#### [EXERCISE INSTRUCTIONS]
Copy each line of the records that contains the word "feature".
— begin EXERCISE MATERIALS —
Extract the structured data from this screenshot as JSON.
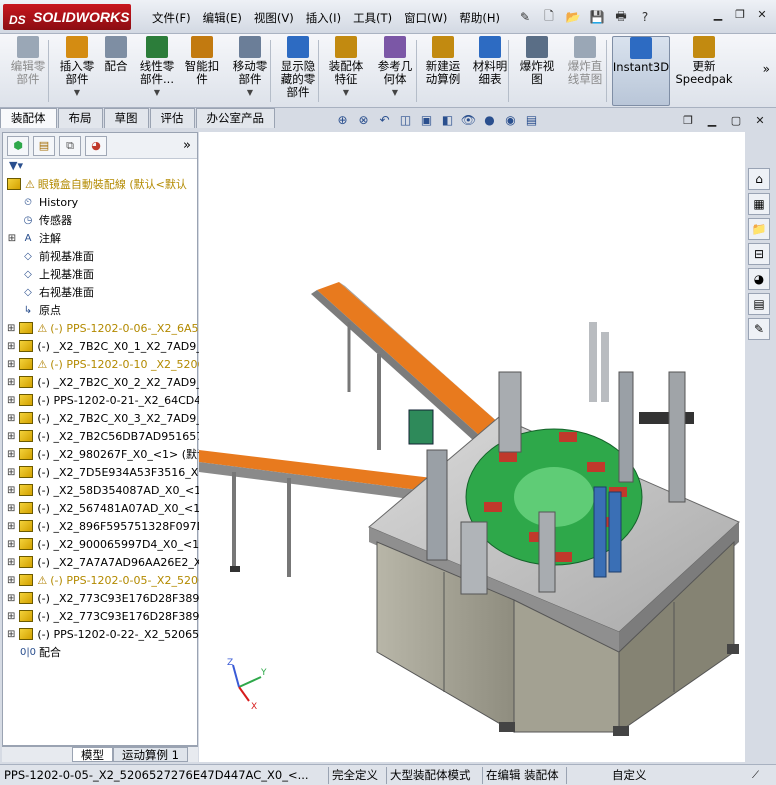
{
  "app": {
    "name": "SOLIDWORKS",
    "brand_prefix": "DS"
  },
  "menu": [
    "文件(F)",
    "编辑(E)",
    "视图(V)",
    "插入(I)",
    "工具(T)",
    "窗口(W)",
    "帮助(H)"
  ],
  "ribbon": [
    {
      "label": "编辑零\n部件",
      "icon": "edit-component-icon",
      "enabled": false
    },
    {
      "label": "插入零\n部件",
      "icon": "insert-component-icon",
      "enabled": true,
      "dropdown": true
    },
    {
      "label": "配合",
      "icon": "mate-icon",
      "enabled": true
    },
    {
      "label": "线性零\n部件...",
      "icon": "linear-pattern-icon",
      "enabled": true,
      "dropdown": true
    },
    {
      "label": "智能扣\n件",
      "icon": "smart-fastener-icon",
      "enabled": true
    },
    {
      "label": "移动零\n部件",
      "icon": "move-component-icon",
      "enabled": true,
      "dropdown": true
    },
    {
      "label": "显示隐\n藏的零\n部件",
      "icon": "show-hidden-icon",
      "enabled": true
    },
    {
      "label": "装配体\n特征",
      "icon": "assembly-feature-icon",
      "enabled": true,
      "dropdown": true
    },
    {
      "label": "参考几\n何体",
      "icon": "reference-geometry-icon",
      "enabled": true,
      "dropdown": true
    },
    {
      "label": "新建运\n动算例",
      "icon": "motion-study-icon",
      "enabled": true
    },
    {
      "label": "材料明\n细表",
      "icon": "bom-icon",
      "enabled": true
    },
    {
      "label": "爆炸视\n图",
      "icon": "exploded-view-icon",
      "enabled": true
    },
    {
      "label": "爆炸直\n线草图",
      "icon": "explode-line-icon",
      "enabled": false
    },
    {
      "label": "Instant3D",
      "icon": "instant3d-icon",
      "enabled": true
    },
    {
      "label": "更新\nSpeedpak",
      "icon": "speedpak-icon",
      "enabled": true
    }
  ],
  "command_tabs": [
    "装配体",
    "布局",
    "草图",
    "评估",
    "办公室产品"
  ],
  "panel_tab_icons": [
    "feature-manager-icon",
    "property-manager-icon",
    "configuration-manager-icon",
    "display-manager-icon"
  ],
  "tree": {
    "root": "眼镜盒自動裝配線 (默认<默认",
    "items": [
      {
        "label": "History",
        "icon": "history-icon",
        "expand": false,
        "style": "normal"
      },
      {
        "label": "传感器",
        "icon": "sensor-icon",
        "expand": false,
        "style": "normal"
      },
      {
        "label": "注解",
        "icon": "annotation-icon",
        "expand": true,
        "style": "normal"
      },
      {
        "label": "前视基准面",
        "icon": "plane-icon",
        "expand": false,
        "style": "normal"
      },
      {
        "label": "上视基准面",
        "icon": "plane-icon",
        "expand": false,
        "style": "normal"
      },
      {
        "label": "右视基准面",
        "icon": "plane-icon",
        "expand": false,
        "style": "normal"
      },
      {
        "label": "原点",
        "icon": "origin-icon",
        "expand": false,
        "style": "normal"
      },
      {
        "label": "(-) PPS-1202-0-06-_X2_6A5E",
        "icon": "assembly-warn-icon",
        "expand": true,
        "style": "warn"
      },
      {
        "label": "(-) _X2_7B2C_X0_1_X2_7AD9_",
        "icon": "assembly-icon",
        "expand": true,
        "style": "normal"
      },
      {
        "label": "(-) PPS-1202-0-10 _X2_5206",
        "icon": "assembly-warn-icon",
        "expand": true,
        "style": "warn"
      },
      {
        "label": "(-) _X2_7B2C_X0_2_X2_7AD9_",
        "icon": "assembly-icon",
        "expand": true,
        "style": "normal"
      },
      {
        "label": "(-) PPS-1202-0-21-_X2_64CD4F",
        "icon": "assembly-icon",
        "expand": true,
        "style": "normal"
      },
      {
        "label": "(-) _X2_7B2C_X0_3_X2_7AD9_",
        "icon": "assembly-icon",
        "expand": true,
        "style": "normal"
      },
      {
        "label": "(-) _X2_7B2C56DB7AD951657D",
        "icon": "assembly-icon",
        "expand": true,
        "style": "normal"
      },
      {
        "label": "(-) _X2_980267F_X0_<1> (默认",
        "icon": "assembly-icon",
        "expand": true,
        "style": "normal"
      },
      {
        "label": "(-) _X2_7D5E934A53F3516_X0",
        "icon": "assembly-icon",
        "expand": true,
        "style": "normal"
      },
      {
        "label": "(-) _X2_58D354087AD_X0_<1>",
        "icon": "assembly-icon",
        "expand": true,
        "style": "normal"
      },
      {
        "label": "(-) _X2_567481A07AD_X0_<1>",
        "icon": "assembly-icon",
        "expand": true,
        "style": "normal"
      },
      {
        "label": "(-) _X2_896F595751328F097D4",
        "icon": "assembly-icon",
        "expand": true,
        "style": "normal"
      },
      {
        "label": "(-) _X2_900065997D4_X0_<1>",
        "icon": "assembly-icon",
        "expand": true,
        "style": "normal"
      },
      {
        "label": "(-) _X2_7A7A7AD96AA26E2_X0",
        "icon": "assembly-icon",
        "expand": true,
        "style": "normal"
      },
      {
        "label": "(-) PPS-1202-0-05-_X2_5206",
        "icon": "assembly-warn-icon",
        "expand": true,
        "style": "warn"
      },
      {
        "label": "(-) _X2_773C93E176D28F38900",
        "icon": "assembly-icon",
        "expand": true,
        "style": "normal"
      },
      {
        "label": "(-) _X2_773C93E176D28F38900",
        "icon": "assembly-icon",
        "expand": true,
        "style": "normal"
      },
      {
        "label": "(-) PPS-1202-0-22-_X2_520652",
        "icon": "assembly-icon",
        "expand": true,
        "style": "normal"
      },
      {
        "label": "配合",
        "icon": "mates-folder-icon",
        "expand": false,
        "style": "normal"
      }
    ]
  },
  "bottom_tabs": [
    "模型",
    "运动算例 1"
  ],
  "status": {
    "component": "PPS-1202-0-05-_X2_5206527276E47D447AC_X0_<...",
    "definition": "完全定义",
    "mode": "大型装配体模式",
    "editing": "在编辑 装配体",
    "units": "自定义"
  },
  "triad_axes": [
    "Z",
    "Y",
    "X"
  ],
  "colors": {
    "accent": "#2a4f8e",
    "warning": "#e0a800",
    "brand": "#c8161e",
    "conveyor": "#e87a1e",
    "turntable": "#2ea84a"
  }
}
— end EXERCISE MATERIALS —
#### [SOLVED PROBLEM]
      "icon": "assembly-feature-icon",
    "feature-manager-icon",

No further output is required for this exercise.